#### Given request:
Repeat the records verbatim and leave the pictures out of your copy.

# # # # #

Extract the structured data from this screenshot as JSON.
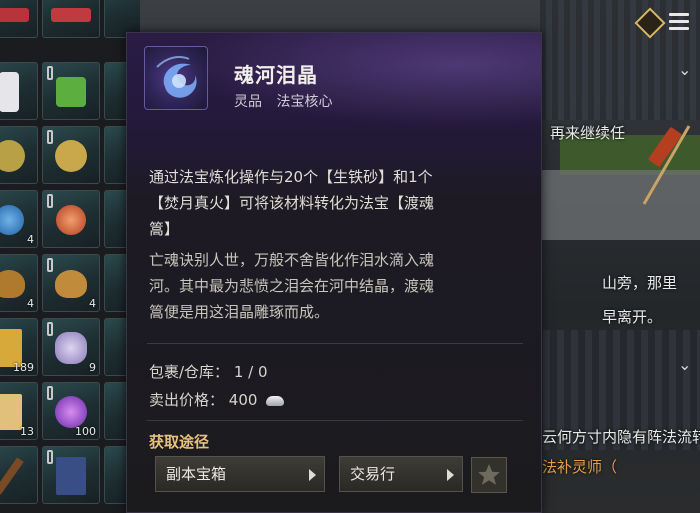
{
  "tooltip": {
    "item_name": "魂河泪晶",
    "grade": "灵品",
    "category": "法宝核心",
    "desc_line1": "通过法宝炼化操作与20个【生铁砂】和1个",
    "desc_line2": "【焚月真火】可将该材料转化为法宝【渡魂",
    "desc_line3": "篙】",
    "lore_line1": "亡魂诀别人世，万般不舍皆化作泪水滴入魂",
    "lore_line2": "河。其中最为悲愤之泪会在河中结晶，渡魂",
    "lore_line3": "篙便是用这泪晶雕琢而成。",
    "storage_label": "包裹/仓库：",
    "storage_value": "1 / 0",
    "price_label": "卖出价格：",
    "price_value": "400",
    "acquire_title": "获取途径",
    "sources": [
      {
        "label": "副本宝箱"
      },
      {
        "label": "交易行"
      }
    ]
  },
  "scene": {
    "text_top_right": "再来继续任",
    "text_mid_right_1": "山旁，那里",
    "text_mid_right_2": "早离开。",
    "text_bottom_1": "云何方寸内隐有阵法流转，根据帮派",
    "text_bottom_2": "法补灵师（"
  },
  "inventory": {
    "counts": [
      "4",
      "4",
      "4",
      "189",
      "9",
      "13",
      "100"
    ]
  },
  "colors": {
    "accent_gold": "#e6c27a",
    "highlight_orange": "#e8a14a"
  }
}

# # # # #

#### Answer to the problem:
Extract the structured data from this screenshot as JSON.
{
  "tooltip": {
    "item_name": "魂河泪晶",
    "grade": "灵品",
    "category": "法宝核心",
    "desc_line1": "通过法宝炼化操作与20个【生铁砂】和1个",
    "desc_line2": "【焚月真火】可将该材料转化为法宝【渡魂",
    "desc_line3": "篙】",
    "lore_line1": "亡魂诀别人世，万般不舍皆化作泪水滴入魂",
    "lore_line2": "河。其中最为悲愤之泪会在河中结晶，渡魂",
    "lore_line3": "篙便是用这泪晶雕琢而成。",
    "storage_label": "包裹/仓库：",
    "storage_value": "1 / 0",
    "price_label": "卖出价格：",
    "price_value": "400",
    "acquire_title": "获取途径",
    "sources": [
      {
        "label": "副本宝箱"
      },
      {
        "label": "交易行"
      }
    ]
  },
  "scene": {
    "text_top_right": "再来继续任",
    "text_mid_right_1": "山旁，那里",
    "text_mid_right_2": "早离开。",
    "text_bottom_1": "云何方寸内隐有阵法流转，根据帮派",
    "text_bottom_2": "法补灵师（"
  },
  "inventory": {
    "counts": [
      "4",
      "4",
      "4",
      "189",
      "9",
      "13",
      "100"
    ]
  },
  "colors": {
    "accent_gold": "#e6c27a",
    "highlight_orange": "#e8a14a"
  }
}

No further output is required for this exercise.